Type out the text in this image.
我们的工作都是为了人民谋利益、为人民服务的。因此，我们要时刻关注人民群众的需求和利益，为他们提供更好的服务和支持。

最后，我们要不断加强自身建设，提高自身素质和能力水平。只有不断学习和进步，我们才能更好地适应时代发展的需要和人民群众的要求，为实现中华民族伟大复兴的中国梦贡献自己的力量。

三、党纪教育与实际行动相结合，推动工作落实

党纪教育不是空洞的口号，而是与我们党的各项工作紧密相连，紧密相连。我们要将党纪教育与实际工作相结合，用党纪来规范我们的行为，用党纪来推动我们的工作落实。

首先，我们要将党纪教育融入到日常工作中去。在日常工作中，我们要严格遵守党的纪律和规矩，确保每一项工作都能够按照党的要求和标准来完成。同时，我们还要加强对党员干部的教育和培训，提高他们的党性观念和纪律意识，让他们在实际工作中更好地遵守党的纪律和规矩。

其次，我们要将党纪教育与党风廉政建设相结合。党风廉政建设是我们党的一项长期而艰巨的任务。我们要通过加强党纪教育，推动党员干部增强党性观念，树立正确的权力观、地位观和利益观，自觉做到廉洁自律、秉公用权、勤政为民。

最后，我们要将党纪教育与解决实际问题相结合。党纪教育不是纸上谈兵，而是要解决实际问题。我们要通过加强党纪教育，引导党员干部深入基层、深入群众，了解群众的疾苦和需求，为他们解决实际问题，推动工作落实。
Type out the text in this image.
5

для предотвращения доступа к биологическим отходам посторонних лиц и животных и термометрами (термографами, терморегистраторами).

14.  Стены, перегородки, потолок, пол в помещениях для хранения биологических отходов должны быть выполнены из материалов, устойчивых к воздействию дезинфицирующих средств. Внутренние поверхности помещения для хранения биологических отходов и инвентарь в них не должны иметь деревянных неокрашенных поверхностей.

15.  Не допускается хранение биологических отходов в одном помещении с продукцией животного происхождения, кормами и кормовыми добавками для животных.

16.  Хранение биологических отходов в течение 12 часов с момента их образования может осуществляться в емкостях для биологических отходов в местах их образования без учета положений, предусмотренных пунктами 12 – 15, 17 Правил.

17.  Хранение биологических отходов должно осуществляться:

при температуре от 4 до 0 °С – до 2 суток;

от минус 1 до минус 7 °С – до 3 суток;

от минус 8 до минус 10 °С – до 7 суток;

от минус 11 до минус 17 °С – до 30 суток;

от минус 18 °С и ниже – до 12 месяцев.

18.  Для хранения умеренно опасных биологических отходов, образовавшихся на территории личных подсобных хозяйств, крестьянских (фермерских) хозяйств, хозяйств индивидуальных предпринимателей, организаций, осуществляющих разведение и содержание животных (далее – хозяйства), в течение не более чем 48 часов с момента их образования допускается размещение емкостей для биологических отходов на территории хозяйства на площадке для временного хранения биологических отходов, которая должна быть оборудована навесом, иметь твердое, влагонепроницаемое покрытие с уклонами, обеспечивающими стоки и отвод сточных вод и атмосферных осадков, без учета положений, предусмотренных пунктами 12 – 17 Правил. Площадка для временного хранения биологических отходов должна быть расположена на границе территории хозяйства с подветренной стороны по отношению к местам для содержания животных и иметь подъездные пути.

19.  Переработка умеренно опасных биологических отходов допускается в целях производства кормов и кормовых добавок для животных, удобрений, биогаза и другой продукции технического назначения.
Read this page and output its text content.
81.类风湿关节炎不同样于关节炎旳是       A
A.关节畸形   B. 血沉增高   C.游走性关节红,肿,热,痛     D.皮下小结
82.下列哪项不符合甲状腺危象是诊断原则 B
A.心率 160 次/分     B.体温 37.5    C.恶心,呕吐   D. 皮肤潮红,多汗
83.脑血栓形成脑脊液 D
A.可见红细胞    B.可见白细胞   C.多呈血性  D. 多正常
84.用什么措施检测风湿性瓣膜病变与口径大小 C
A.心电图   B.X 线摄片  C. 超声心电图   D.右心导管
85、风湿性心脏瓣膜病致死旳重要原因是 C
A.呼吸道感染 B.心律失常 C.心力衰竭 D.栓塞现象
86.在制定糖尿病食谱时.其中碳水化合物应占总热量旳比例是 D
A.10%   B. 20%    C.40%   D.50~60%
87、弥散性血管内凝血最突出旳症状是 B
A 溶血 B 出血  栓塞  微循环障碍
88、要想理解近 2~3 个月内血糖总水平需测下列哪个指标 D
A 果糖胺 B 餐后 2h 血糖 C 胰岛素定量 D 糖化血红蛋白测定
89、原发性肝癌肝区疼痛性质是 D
============================================================
Exactly how many lines of the listing above contain the string "我们要通过加强党纪教育"? Give no more than the number.

2